======== GIVEN ENTRIES

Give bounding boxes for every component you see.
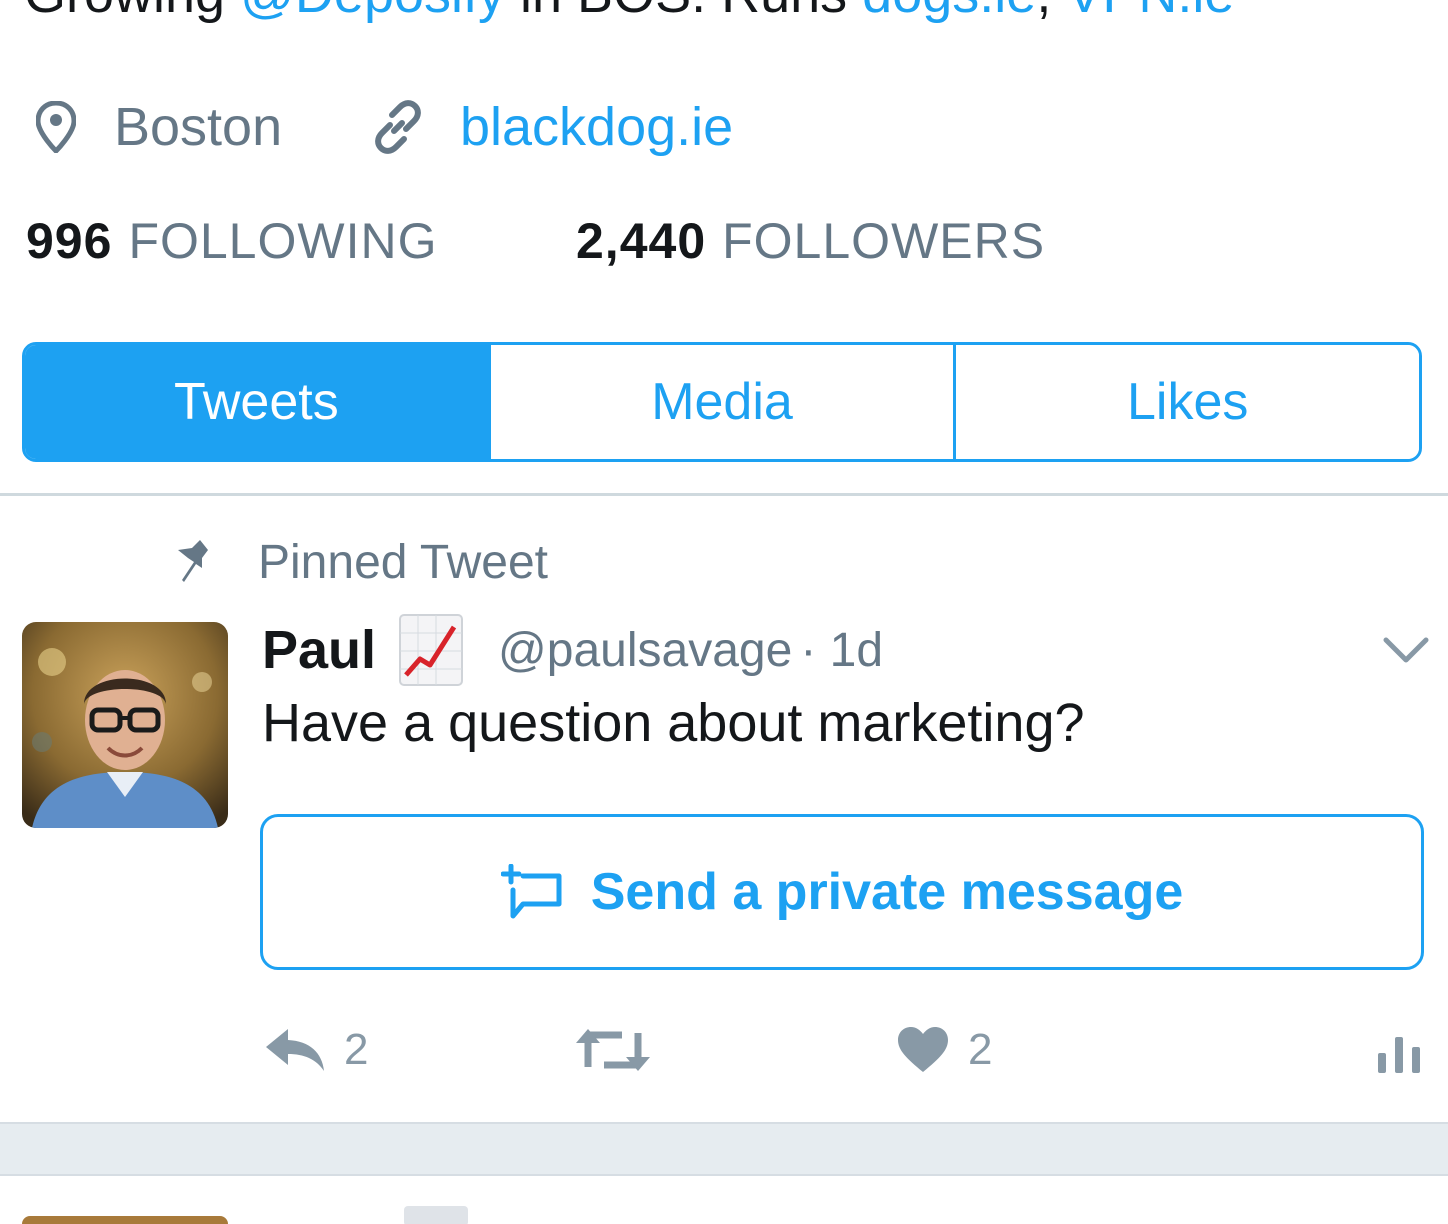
timeline-separator xyxy=(0,1122,1448,1176)
retweet-icon xyxy=(576,1029,650,1071)
location-pin-icon xyxy=(36,101,76,153)
bio-mention-link[interactable]: @Deposify xyxy=(240,0,505,24)
tweet-actions: 2 2 xyxy=(0,1018,1448,1082)
author-name[interactable]: Paul xyxy=(262,619,376,681)
following-stat[interactable]: 996 FOLLOWING xyxy=(26,212,437,270)
tweet-text: Have a question about marketing? xyxy=(262,693,1085,753)
like-button[interactable]: 2 xyxy=(896,1018,992,1082)
tab-likes[interactable]: Likes xyxy=(953,345,1419,459)
avatar-photo xyxy=(22,622,228,828)
tab-tweets[interactable]: Tweets xyxy=(25,345,488,459)
heart-icon xyxy=(898,1027,948,1072)
reply-icon xyxy=(266,1029,324,1071)
send-private-message-button[interactable]: Send a private message xyxy=(260,814,1424,970)
location-text: Boston xyxy=(114,97,283,157)
like-count: 2 xyxy=(968,1025,993,1074)
direct-message-icon xyxy=(500,864,562,919)
avatar[interactable] xyxy=(22,622,228,828)
chevron-down-icon[interactable] xyxy=(1380,628,1432,672)
divider xyxy=(0,493,1448,496)
analytics-icon xyxy=(1378,1037,1420,1073)
next-tweet-avatar xyxy=(22,1216,228,1224)
bio-link-vpn[interactable]: VPN.ie xyxy=(1066,0,1234,24)
pinned-indicator: Pinned Tweet xyxy=(172,532,548,592)
profile-location: Boston xyxy=(36,92,282,162)
following-count: 996 xyxy=(26,213,113,269)
bio-link-dogs[interactable]: dogs.ie xyxy=(862,0,1036,24)
send-private-message-label: Send a private message xyxy=(590,863,1184,921)
chart-increasing-emoji xyxy=(399,614,464,686)
following-label: FOLLOWING xyxy=(128,213,438,269)
followers-stat[interactable]: 2,440 FOLLOWERS xyxy=(576,212,1045,270)
profile-website[interactable]: blackdog.ie xyxy=(370,92,733,162)
profile-tabs: Tweets Media Likes xyxy=(22,342,1422,462)
bio-text: Growing xyxy=(24,0,240,24)
profile-bio: Growing @Deposify in BOS. Runs dogs.ie, … xyxy=(24,0,1234,24)
analytics-button[interactable] xyxy=(1376,1018,1422,1082)
reply-count: 2 xyxy=(344,1025,369,1074)
link-icon xyxy=(375,100,421,154)
followers-label: FOLLOWERS xyxy=(722,213,1046,269)
followers-count: 2,440 xyxy=(576,213,707,269)
bio-separator: , xyxy=(1036,0,1066,24)
retweet-button[interactable] xyxy=(574,1018,652,1082)
author-handle[interactable]: @paulsavage xyxy=(498,623,792,678)
tab-media[interactable]: Media xyxy=(487,345,954,459)
profile-page: Growing @Deposify in BOS. Runs dogs.ie, … xyxy=(0,0,1448,1224)
reply-button[interactable]: 2 xyxy=(264,1018,368,1082)
pinned-label: Pinned Tweet xyxy=(258,535,548,589)
pin-icon xyxy=(178,540,208,582)
bio-text: in BOS. Runs xyxy=(505,0,862,24)
tweet-timestamp[interactable]: · 1d xyxy=(800,623,883,678)
next-tweet-emoji xyxy=(404,1206,468,1224)
website-link[interactable]: blackdog.ie xyxy=(460,96,733,158)
tweet-header: Paul @paulsavage · 1d xyxy=(262,610,883,690)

================

DIRECTIVE ▸ Reproduce the rows starting with the line containing "timeline-separator xyxy=(0,1122,1448,1176)" and going on through the line containing "author-name[interactable]: Paul xyxy=(262,619,376,681)", replacing "location-pin-icon" with "map-pin-icon" and leaving everything else unchanged.

RESPONSE TO THE EXERCISE ▸
timeline-separator xyxy=(0,1122,1448,1176)
retweet-icon xyxy=(576,1029,650,1071)
map-pin-icon xyxy=(36,101,76,153)
bio-mention-link[interactable]: @Deposify xyxy=(240,0,505,24)
tweet-actions: 2 2 xyxy=(0,1018,1448,1082)
author-name[interactable]: Paul xyxy=(262,619,376,681)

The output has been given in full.